#### Directions for this task:
Transcribe exactly the entries from the "Extract the structured" line to the end, both included, minus pictures.
⟨
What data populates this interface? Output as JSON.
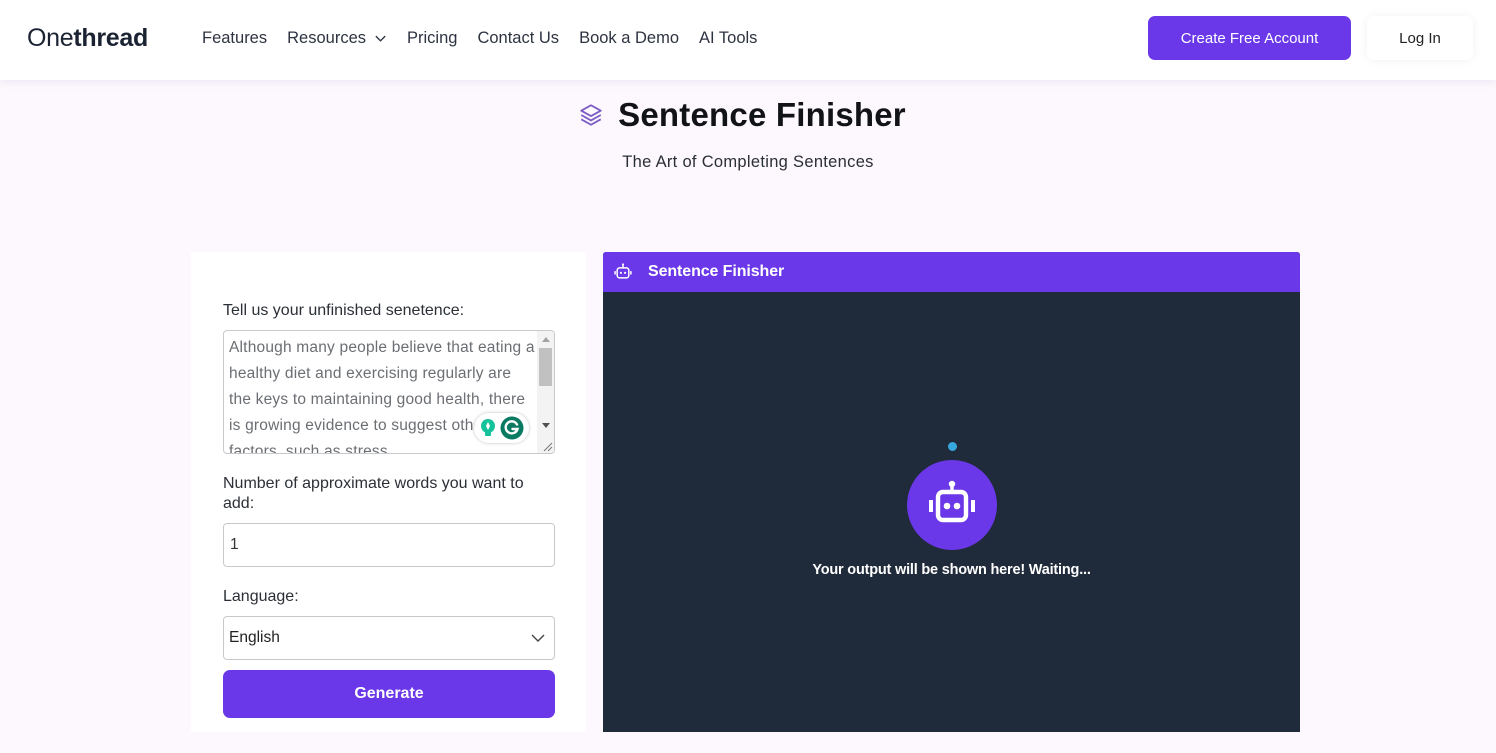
{
  "brand": {
    "logo_light": "One",
    "logo_bold": "thread",
    "accent_color": "#6a38e8",
    "panel_color": "#1f2a3a"
  },
  "nav": {
    "items": [
      {
        "label": "Features",
        "has_dropdown": false
      },
      {
        "label": "Resources",
        "has_dropdown": true
      },
      {
        "label": "Pricing",
        "has_dropdown": false
      },
      {
        "label": "Contact Us",
        "has_dropdown": false
      },
      {
        "label": "Book a Demo",
        "has_dropdown": false
      },
      {
        "label": "AI Tools",
        "has_dropdown": false
      }
    ],
    "create_account_label": "Create Free Account",
    "login_label": "Log In"
  },
  "hero": {
    "icon": "layers-icon",
    "title": "Sentence Finisher",
    "subtitle": "The Art of Completing Sentences"
  },
  "form": {
    "sentence_label": "Tell us your unfinished senetence:",
    "sentence_value": "Although many people believe that eating a healthy diet and exercising regularly are the keys to maintaining good health, there is growing evidence to suggest other factors, such as stress",
    "words_label": "Number of approximate words you want to add:",
    "words_value": "1",
    "language_label": "Language:",
    "language_value": "English",
    "generate_label": "Generate"
  },
  "output": {
    "header_icon": "robot-icon",
    "header_title": "Sentence Finisher",
    "waiting_text": "Your output will be shown here! Waiting..."
  }
}
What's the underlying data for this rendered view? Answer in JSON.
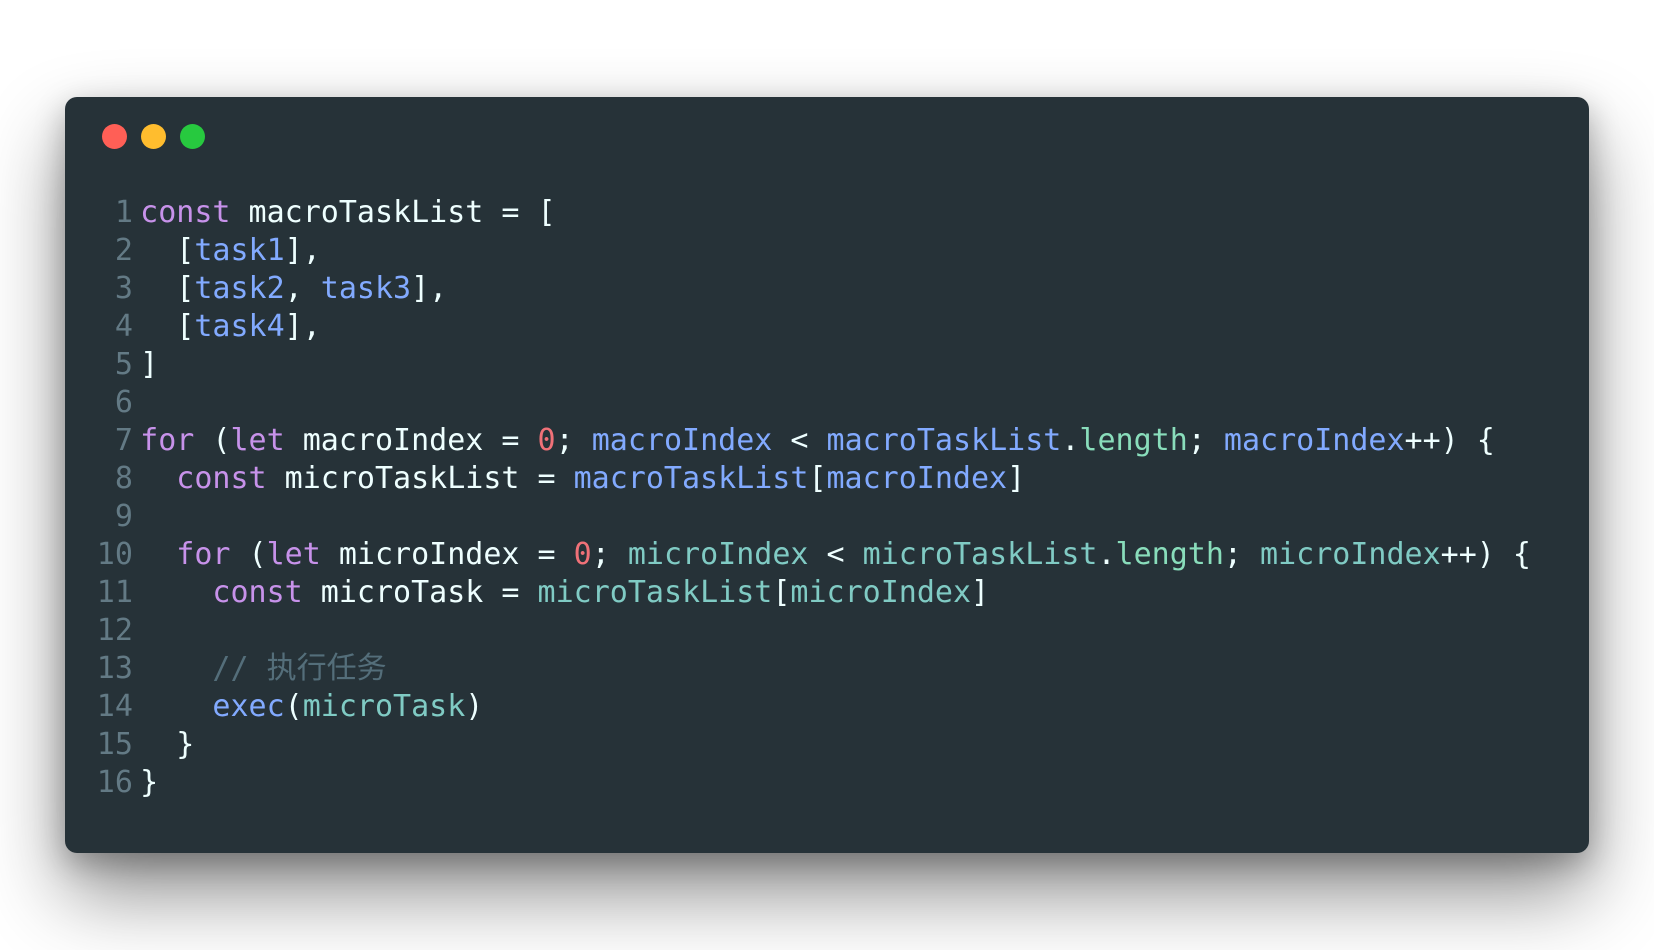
{
  "window": {
    "controls": [
      {
        "name": "close",
        "color": "#ff5f56"
      },
      {
        "name": "minimize",
        "color": "#ffbd2e"
      },
      {
        "name": "maximize",
        "color": "#27c93f"
      }
    ]
  },
  "code": {
    "language": "javascript",
    "lines": [
      {
        "n": "1",
        "tokens": [
          {
            "t": "const",
            "k": "keyword"
          },
          {
            "t": " macroTaskList = [",
            "k": "plain"
          }
        ]
      },
      {
        "n": "2",
        "tokens": [
          {
            "t": "  [",
            "k": "plain"
          },
          {
            "t": "task1",
            "k": "variable"
          },
          {
            "t": "],",
            "k": "plain"
          }
        ]
      },
      {
        "n": "3",
        "tokens": [
          {
            "t": "  [",
            "k": "plain"
          },
          {
            "t": "task2",
            "k": "variable"
          },
          {
            "t": ", ",
            "k": "plain"
          },
          {
            "t": "task3",
            "k": "variable"
          },
          {
            "t": "],",
            "k": "plain"
          }
        ]
      },
      {
        "n": "4",
        "tokens": [
          {
            "t": "  [",
            "k": "plain"
          },
          {
            "t": "task4",
            "k": "variable"
          },
          {
            "t": "],",
            "k": "plain"
          }
        ]
      },
      {
        "n": "5",
        "tokens": [
          {
            "t": "]",
            "k": "plain"
          }
        ]
      },
      {
        "n": "6",
        "tokens": []
      },
      {
        "n": "7",
        "tokens": [
          {
            "t": "for",
            "k": "keyword"
          },
          {
            "t": " (",
            "k": "plain"
          },
          {
            "t": "let",
            "k": "keyword"
          },
          {
            "t": " macroIndex = ",
            "k": "plain"
          },
          {
            "t": "0",
            "k": "number"
          },
          {
            "t": "; ",
            "k": "plain"
          },
          {
            "t": "macroIndex",
            "k": "variable"
          },
          {
            "t": " < ",
            "k": "plain"
          },
          {
            "t": "macroTaskList",
            "k": "variable"
          },
          {
            "t": ".",
            "k": "plain"
          },
          {
            "t": "length",
            "k": "property"
          },
          {
            "t": "; ",
            "k": "plain"
          },
          {
            "t": "macroIndex",
            "k": "variable"
          },
          {
            "t": "++) {",
            "k": "plain"
          }
        ]
      },
      {
        "n": "8",
        "tokens": [
          {
            "t": "  ",
            "k": "plain"
          },
          {
            "t": "const",
            "k": "keyword"
          },
          {
            "t": " microTaskList = ",
            "k": "plain"
          },
          {
            "t": "macroTaskList",
            "k": "variable"
          },
          {
            "t": "[",
            "k": "plain"
          },
          {
            "t": "macroIndex",
            "k": "variable"
          },
          {
            "t": "]",
            "k": "plain"
          }
        ]
      },
      {
        "n": "9",
        "tokens": []
      },
      {
        "n": "10",
        "tokens": [
          {
            "t": "  ",
            "k": "plain"
          },
          {
            "t": "for",
            "k": "keyword"
          },
          {
            "t": " (",
            "k": "plain"
          },
          {
            "t": "let",
            "k": "keyword"
          },
          {
            "t": " microIndex = ",
            "k": "plain"
          },
          {
            "t": "0",
            "k": "number"
          },
          {
            "t": "; ",
            "k": "plain"
          },
          {
            "t": "microIndex",
            "k": "teal"
          },
          {
            "t": " < ",
            "k": "plain"
          },
          {
            "t": "microTaskList",
            "k": "teal"
          },
          {
            "t": ".",
            "k": "plain"
          },
          {
            "t": "length",
            "k": "property"
          },
          {
            "t": "; ",
            "k": "plain"
          },
          {
            "t": "microIndex",
            "k": "teal"
          },
          {
            "t": "++) {",
            "k": "plain"
          }
        ]
      },
      {
        "n": "11",
        "tokens": [
          {
            "t": "    ",
            "k": "plain"
          },
          {
            "t": "const",
            "k": "keyword"
          },
          {
            "t": " microTask = ",
            "k": "plain"
          },
          {
            "t": "microTaskList",
            "k": "teal"
          },
          {
            "t": "[",
            "k": "plain"
          },
          {
            "t": "microIndex",
            "k": "teal"
          },
          {
            "t": "]",
            "k": "plain"
          }
        ]
      },
      {
        "n": "12",
        "tokens": []
      },
      {
        "n": "13",
        "tokens": [
          {
            "t": "    ",
            "k": "plain"
          },
          {
            "t": "// 执行任务",
            "k": "comment"
          }
        ]
      },
      {
        "n": "14",
        "tokens": [
          {
            "t": "    ",
            "k": "plain"
          },
          {
            "t": "exec",
            "k": "function"
          },
          {
            "t": "(",
            "k": "plain"
          },
          {
            "t": "microTask",
            "k": "teal"
          },
          {
            "t": ")",
            "k": "plain"
          }
        ]
      },
      {
        "n": "15",
        "tokens": [
          {
            "t": "  }",
            "k": "plain"
          }
        ]
      },
      {
        "n": "16",
        "tokens": [
          {
            "t": "}",
            "k": "plain"
          }
        ]
      }
    ]
  }
}
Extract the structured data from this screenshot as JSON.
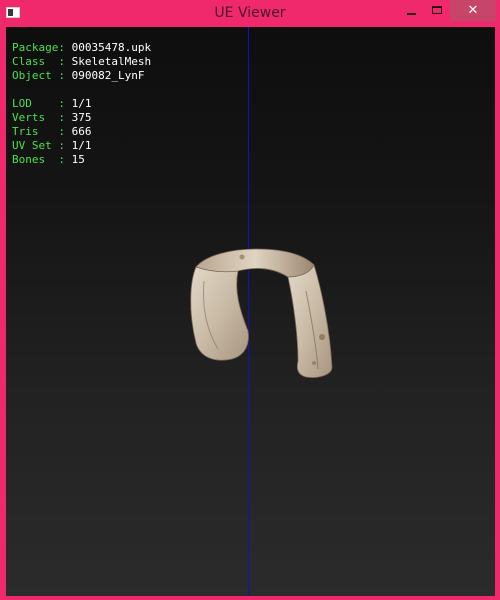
{
  "window": {
    "title": "UE Viewer",
    "close_glyph": "✕",
    "colors": {
      "frame": "#f0286c",
      "close_button": "#c8456a",
      "label": "#4ee04e",
      "value": "#ffffff",
      "axis": "#1010c8"
    }
  },
  "info": {
    "package": {
      "label": "Package:",
      "value": "00035478.upk"
    },
    "class": {
      "label": "Class  :",
      "value": "SkeletalMesh"
    },
    "object": {
      "label": "Object :",
      "value": "090082_LynF"
    },
    "lod": {
      "label": "LOD    :",
      "value": "1/1"
    },
    "verts": {
      "label": "Verts  :",
      "value": "375"
    },
    "tris": {
      "label": "Tris   :",
      "value": "666"
    },
    "uvset": {
      "label": "UV Set :",
      "value": "1/1"
    },
    "bones": {
      "label": "Bones  :",
      "value": "15"
    }
  },
  "icons": {
    "app": "window-icon",
    "minimize": "minimize-icon",
    "maximize": "maximize-icon",
    "close": "close-icon",
    "mesh": "scarf-mesh"
  }
}
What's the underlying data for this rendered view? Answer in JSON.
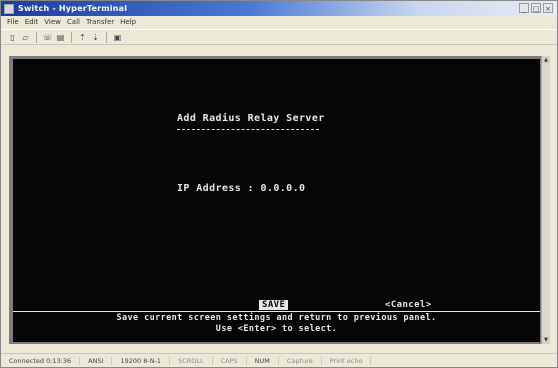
{
  "window": {
    "title": "Switch - HyperTerminal"
  },
  "menu": [
    "File",
    "Edit",
    "View",
    "Call",
    "Transfer",
    "Help"
  ],
  "toolbar": {
    "icons": [
      "new-icon",
      "open-icon",
      "disconnect-icon",
      "properties-icon",
      "send-icon",
      "receive-icon",
      "capture-icon"
    ]
  },
  "terminal": {
    "heading": "Add Radius Relay Server",
    "field_label": "IP Address",
    "field_value": "0.0.0.0",
    "save_label": "SAVE",
    "cancel_label": "<Cancel>",
    "hint_line1": "Save current screen settings and return to previous panel.",
    "hint_line2": "Use <Enter> to select."
  },
  "status": {
    "connected": "Connected 0:13:36",
    "emulation": "ANSI",
    "port": "19200 8-N-1",
    "scroll": "SCROLL",
    "caps": "CAPS",
    "num": "NUM",
    "capture": "Capture",
    "printecho": "Print echo"
  }
}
⟩
#### Solved problem:
Extract the structured data from this screenshot as JSON.
{
  "window": {
    "title": "UE Viewer",
    "close_glyph": "✕",
    "colors": {
      "frame": "#f0286c",
      "close_button": "#c8456a",
      "label": "#4ee04e",
      "value": "#ffffff",
      "axis": "#1010c8"
    }
  },
  "info": {
    "package": {
      "label": "Package:",
      "value": "00035478.upk"
    },
    "class": {
      "label": "Class  :",
      "value": "SkeletalMesh"
    },
    "object": {
      "label": "Object :",
      "value": "090082_LynF"
    },
    "lod": {
      "label": "LOD    :",
      "value": "1/1"
    },
    "verts": {
      "label": "Verts  :",
      "value": "375"
    },
    "tris": {
      "label": "Tris   :",
      "value": "666"
    },
    "uvset": {
      "label": "UV Set :",
      "value": "1/1"
    },
    "bones": {
      "label": "Bones  :",
      "value": "15"
    }
  },
  "icons": {
    "app": "window-icon",
    "minimize": "minimize-icon",
    "maximize": "maximize-icon",
    "close": "close-icon",
    "mesh": "scarf-mesh"
  }
}
What's the underlying data for this rendered view? Answer in JSON.
{
  "window": {
    "title": "Switch - HyperTerminal"
  },
  "menu": [
    "File",
    "Edit",
    "View",
    "Call",
    "Transfer",
    "Help"
  ],
  "toolbar": {
    "icons": [
      "new-icon",
      "open-icon",
      "disconnect-icon",
      "properties-icon",
      "send-icon",
      "receive-icon",
      "capture-icon"
    ]
  },
  "terminal": {
    "heading": "Add Radius Relay Server",
    "field_label": "IP Address",
    "field_value": "0.0.0.0",
    "save_label": "SAVE",
    "cancel_label": "<Cancel>",
    "hint_line1": "Save current screen settings and return to previous panel.",
    "hint_line2": "Use <Enter> to select."
  },
  "status": {
    "connected": "Connected 0:13:36",
    "emulation": "ANSI",
    "port": "19200 8-N-1",
    "scroll": "SCROLL",
    "caps": "CAPS",
    "num": "NUM",
    "capture": "Capture",
    "printecho": "Print echo"
  }
}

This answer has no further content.